**REQUIREMENTS**
In the listing below, find every line with the string "NavMeshAgent" and pull it out.

**RECORDS PROVIDED**
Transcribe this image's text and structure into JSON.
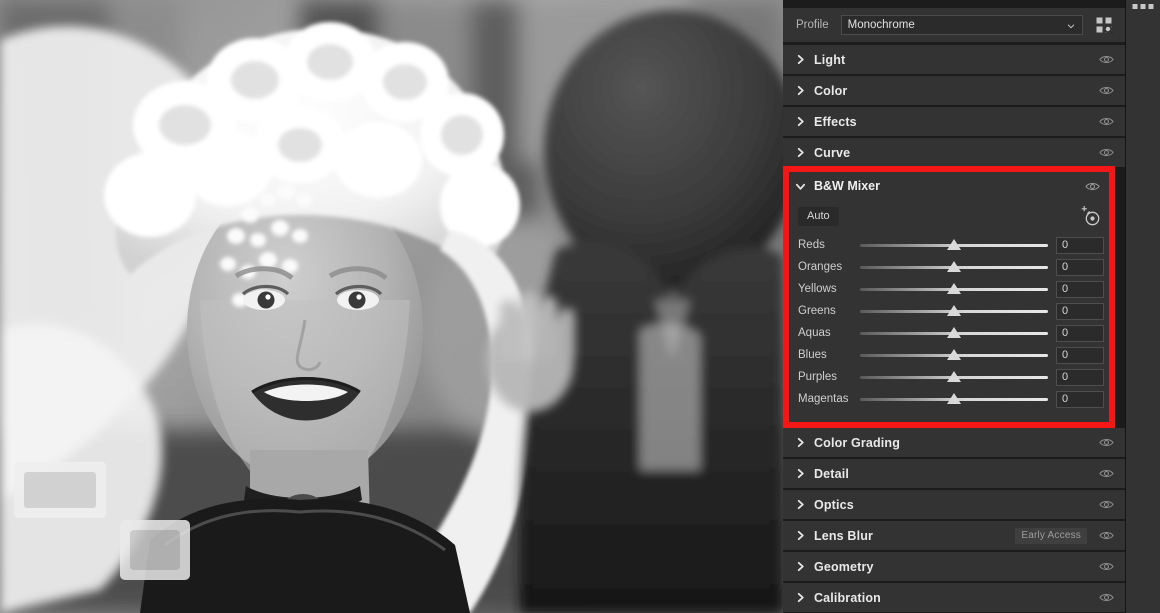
{
  "app": {
    "theme_bg": "#333333",
    "accent_highlight": "#f51616",
    "panel_divider": "#1c1c1c"
  },
  "photo": {
    "alt": "Black and white portrait of a smiling woman wearing an ornate white lace and flower headdress, with a man's head out of focus in the foreground",
    "mode": "monochrome"
  },
  "right_rail": {
    "overflow_icon": "more-dots-icon",
    "dots": 3
  },
  "profile": {
    "label": "Profile",
    "value": "Monochrome",
    "placeholder": "Monochrome",
    "dropdown_icon": "chevron-down-icon",
    "browse_icon": "profile-browser-icon"
  },
  "sections": [
    {
      "label": "Light",
      "expanded": false,
      "chevron": "chevron-right-icon",
      "eye": "eye-icon",
      "badge": null
    },
    {
      "label": "Color",
      "expanded": false,
      "chevron": "chevron-right-icon",
      "eye": "eye-icon",
      "badge": null
    },
    {
      "label": "Effects",
      "expanded": false,
      "chevron": "chevron-right-icon",
      "eye": "eye-icon",
      "badge": null
    },
    {
      "label": "Curve",
      "expanded": false,
      "chevron": "chevron-right-icon",
      "eye": "eye-icon",
      "badge": null
    }
  ],
  "sections_below": [
    {
      "label": "Color Grading",
      "expanded": false,
      "chevron": "chevron-right-icon",
      "eye": "eye-icon",
      "badge": null
    },
    {
      "label": "Detail",
      "expanded": false,
      "chevron": "chevron-right-icon",
      "eye": "eye-icon",
      "badge": null
    },
    {
      "label": "Optics",
      "expanded": false,
      "chevron": "chevron-right-icon",
      "eye": "eye-icon",
      "badge": null
    },
    {
      "label": "Lens Blur",
      "expanded": false,
      "chevron": "chevron-right-icon",
      "eye": "eye-icon",
      "badge": "Early Access"
    },
    {
      "label": "Geometry",
      "expanded": false,
      "chevron": "chevron-right-icon",
      "eye": "eye-icon",
      "badge": null
    },
    {
      "label": "Calibration",
      "expanded": false,
      "chevron": "chevron-right-icon",
      "eye": "eye-icon",
      "badge": null
    }
  ],
  "bw_mixer": {
    "title": "B&W Mixer",
    "expanded": true,
    "chevron": "chevron-down-icon",
    "eye": "eye-icon",
    "auto_label": "Auto",
    "target_tool_icon": "target-adjustment-icon",
    "highlighted": true,
    "slider_min": -100,
    "slider_max": 100,
    "sliders": [
      {
        "label": "Reds",
        "value": "0",
        "percent": 50
      },
      {
        "label": "Oranges",
        "value": "0",
        "percent": 50
      },
      {
        "label": "Yellows",
        "value": "0",
        "percent": 50
      },
      {
        "label": "Greens",
        "value": "0",
        "percent": 50
      },
      {
        "label": "Aquas",
        "value": "0",
        "percent": 50
      },
      {
        "label": "Blues",
        "value": "0",
        "percent": 50
      },
      {
        "label": "Purples",
        "value": "0",
        "percent": 50
      },
      {
        "label": "Magentas",
        "value": "0",
        "percent": 50
      }
    ]
  }
}
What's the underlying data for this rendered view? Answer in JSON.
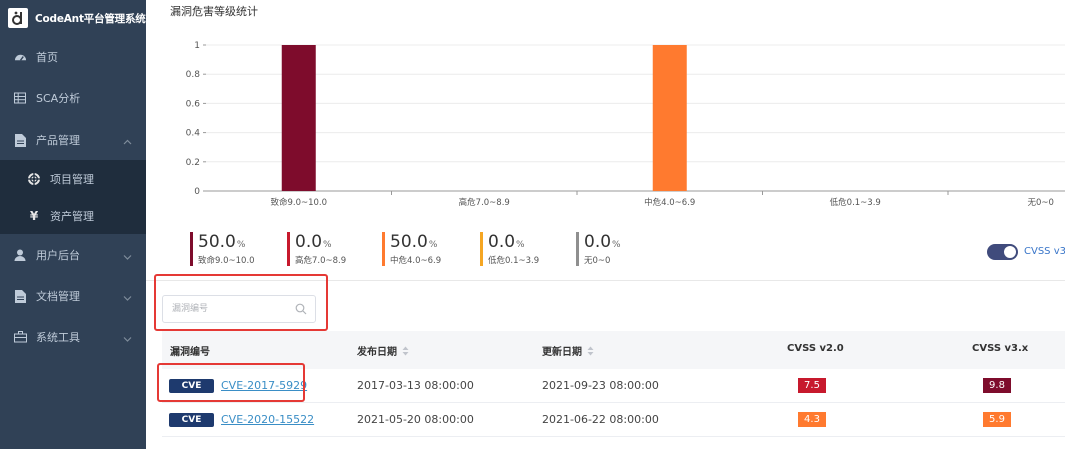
{
  "app": {
    "title": "CodeAnt平台管理系统"
  },
  "sidebar": {
    "items": [
      {
        "label": "首页",
        "icon": "dashboard-icon"
      },
      {
        "label": "SCA分析",
        "icon": "grid-icon"
      },
      {
        "label": "产品管理",
        "icon": "document-icon",
        "expanded": true
      },
      {
        "label": "项目管理",
        "icon": "lifebuoy-icon"
      },
      {
        "label": "资产管理",
        "icon": "yen-icon"
      },
      {
        "label": "用户后台",
        "icon": "user-icon"
      },
      {
        "label": "文档管理",
        "icon": "document-icon"
      },
      {
        "label": "系统工具",
        "icon": "toolbox-icon"
      }
    ]
  },
  "chart_section": {
    "title": "漏洞危害等级统计"
  },
  "chart_data": {
    "type": "bar",
    "categories": [
      "致命9.0~10.0",
      "高危7.0~8.9",
      "中危4.0~6.9",
      "低危0.1~3.9",
      "无0~0"
    ],
    "values": [
      1,
      0,
      1,
      0,
      0
    ],
    "colors": [
      "#7e0c2c",
      "#c7192d",
      "#ff7a2f",
      "#f5a623",
      "#8f8f8f"
    ],
    "yticks": [
      "0",
      "0.2",
      "0.4",
      "0.6",
      "0.8",
      "1"
    ],
    "ylim": [
      0,
      1
    ],
    "grid": true
  },
  "stats": [
    {
      "percent": "50.0",
      "unit": "%",
      "label": "致命9.0~10.0",
      "color": "#7e0c2c"
    },
    {
      "percent": "0.0",
      "unit": "%",
      "label": "高危7.0~8.9",
      "color": "#c7192d"
    },
    {
      "percent": "50.0",
      "unit": "%",
      "label": "中危4.0~6.9",
      "color": "#ff7a2f"
    },
    {
      "percent": "0.0",
      "unit": "%",
      "label": "低危0.1~3.9",
      "color": "#f5a623"
    },
    {
      "percent": "0.0",
      "unit": "%",
      "label": "无0~0",
      "color": "#8f8f8f"
    }
  ],
  "toggle": {
    "label": "CVSS v3",
    "on": true
  },
  "search": {
    "placeholder": "漏洞编号",
    "value": ""
  },
  "table": {
    "headers": [
      "漏洞编号",
      "发布日期",
      "更新日期",
      "CVSS v2.0",
      "CVSS v3.x"
    ],
    "rows": [
      {
        "tag": "CVE",
        "id": "CVE-2017-5929",
        "published": "2017-03-13 08:00:00",
        "updated": "2021-09-23 08:00:00",
        "cvss2": "7.5",
        "cvss2_color": "#c7192d",
        "cvss3": "9.8",
        "cvss3_color": "#7e0c2c"
      },
      {
        "tag": "CVE",
        "id": "CVE-2020-15522",
        "published": "2021-05-20 08:00:00",
        "updated": "2021-06-22 08:00:00",
        "cvss2": "4.3",
        "cvss2_color": "#ff7a2f",
        "cvss3": "5.9",
        "cvss3_color": "#ff7a2f"
      }
    ]
  }
}
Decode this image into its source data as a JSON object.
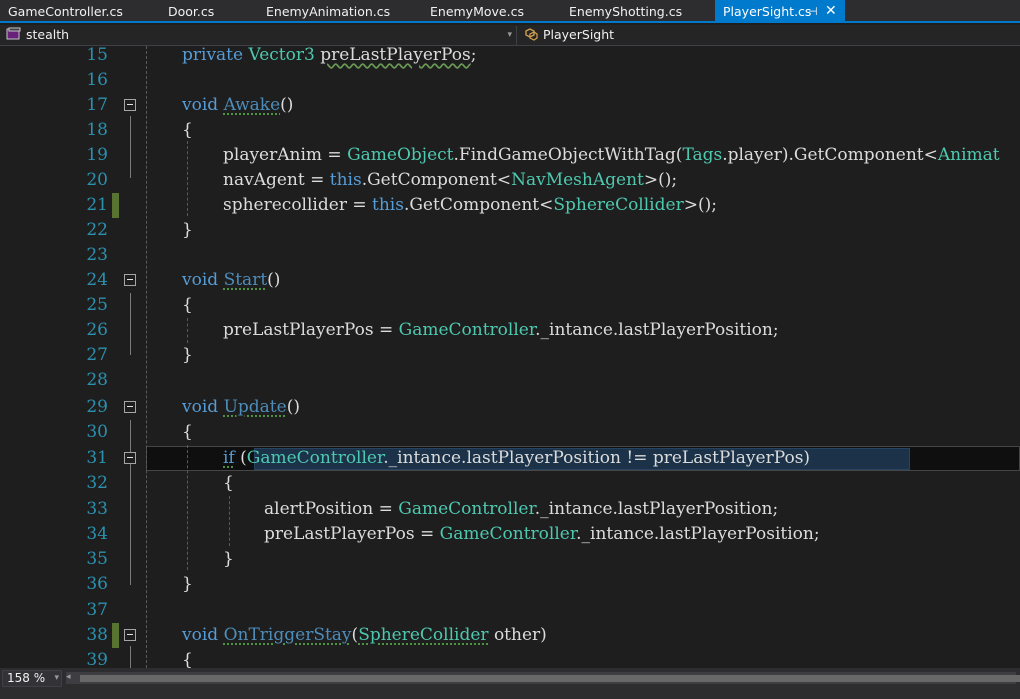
{
  "tabs": [
    {
      "label": "GameController.cs",
      "active": false
    },
    {
      "label": "Door.cs",
      "active": false
    },
    {
      "label": "EnemyAnimation.cs",
      "active": false
    },
    {
      "label": "EnemyMove.cs",
      "active": false
    },
    {
      "label": "EnemyShotting.cs",
      "active": false
    },
    {
      "label": "PlayerSight.cs",
      "active": true
    }
  ],
  "icons": {
    "pin": "pin-icon",
    "close": "close-icon",
    "project": "csharp-project-icon",
    "class": "class-icon",
    "fold": "collapse-minus-icon"
  },
  "active_tab_pin": "⊣",
  "active_tab_close": "✕",
  "nav": {
    "project": "stealth",
    "member": "PlayerSight"
  },
  "zoom": "158 %",
  "colors": {
    "accent": "#007acc",
    "keyword": "#569cd6",
    "type": "#4ec9b0",
    "line_number": "#2b91af",
    "change_marker": "#577430"
  },
  "lines": [
    {
      "n": "15",
      "code": "private Vector3 preLastPlayerPos;"
    },
    {
      "n": "16",
      "code": ""
    },
    {
      "n": "17",
      "code": "void Awake()"
    },
    {
      "n": "18",
      "code": "{"
    },
    {
      "n": "19",
      "code": "playerAnim = GameObject.FindGameObjectWithTag(Tags.player).GetComponent<Animat"
    },
    {
      "n": "20",
      "code": "navAgent = this.GetComponent<NavMeshAgent>();"
    },
    {
      "n": "21",
      "code": "spherecollider = this.GetComponent<SphereCollider>();"
    },
    {
      "n": "22",
      "code": "}"
    },
    {
      "n": "23",
      "code": ""
    },
    {
      "n": "24",
      "code": "void Start()"
    },
    {
      "n": "25",
      "code": "{"
    },
    {
      "n": "26",
      "code": "preLastPlayerPos = GameController._intance.lastPlayerPosition;"
    },
    {
      "n": "27",
      "code": "}"
    },
    {
      "n": "28",
      "code": ""
    },
    {
      "n": "29",
      "code": "void Update()"
    },
    {
      "n": "30",
      "code": "{"
    },
    {
      "n": "31",
      "code": "if (GameController._intance.lastPlayerPosition != preLastPlayerPos)"
    },
    {
      "n": "32",
      "code": "{"
    },
    {
      "n": "33",
      "code": "alertPosition = GameController._intance.lastPlayerPosition;"
    },
    {
      "n": "34",
      "code": "preLastPlayerPos = GameController._intance.lastPlayerPosition;"
    },
    {
      "n": "35",
      "code": "}"
    },
    {
      "n": "36",
      "code": "}"
    },
    {
      "n": "37",
      "code": ""
    },
    {
      "n": "38",
      "code": "void OnTriggerStay(SphereCollider other)"
    },
    {
      "n": "39",
      "code": "{"
    }
  ],
  "tokens": {
    "l15": [
      "private",
      " ",
      "Vector3",
      " ",
      "preLastPlayerPos",
      ";"
    ],
    "l17": [
      "void",
      " ",
      "Awake",
      "()"
    ],
    "l19": [
      "playerAnim = ",
      "GameObject",
      ".FindGameObjectWithTag(",
      "Tags",
      ".player).GetComponent<",
      "Animat"
    ],
    "l20": [
      "navAgent = ",
      "this",
      ".GetComponent<",
      "NavMeshAgent",
      ">();"
    ],
    "l21": [
      "spherecollider = ",
      "this",
      ".GetComponent<",
      "SphereCollider",
      ">();"
    ],
    "l24": [
      "void",
      " ",
      "Start",
      "()"
    ],
    "l26": [
      "preLastPlayerPos = ",
      "GameController",
      "._intance.lastPlayerPosition;"
    ],
    "l29": [
      "void",
      " ",
      "Update",
      "()"
    ],
    "l31": [
      "if",
      " (",
      "GameController",
      "._intance.lastPlayerPosition != preLastPlayerPos)"
    ],
    "l33": [
      "alertPosition = ",
      "GameController",
      "._intance.lastPlayerPosition;"
    ],
    "l34": [
      "preLastPlayerPos = ",
      "GameController",
      "._intance.lastPlayerPosition;"
    ],
    "l38": [
      "void",
      " ",
      "OnTriggerStay",
      "(",
      "SphereCollider",
      " other)"
    ],
    "brace_open": "{",
    "brace_close": "}"
  }
}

**EXERCISE RESPONSE**
      "code": "navAgent = this.GetComponent<NavMeshAgent>();"
      "NavMeshAgent",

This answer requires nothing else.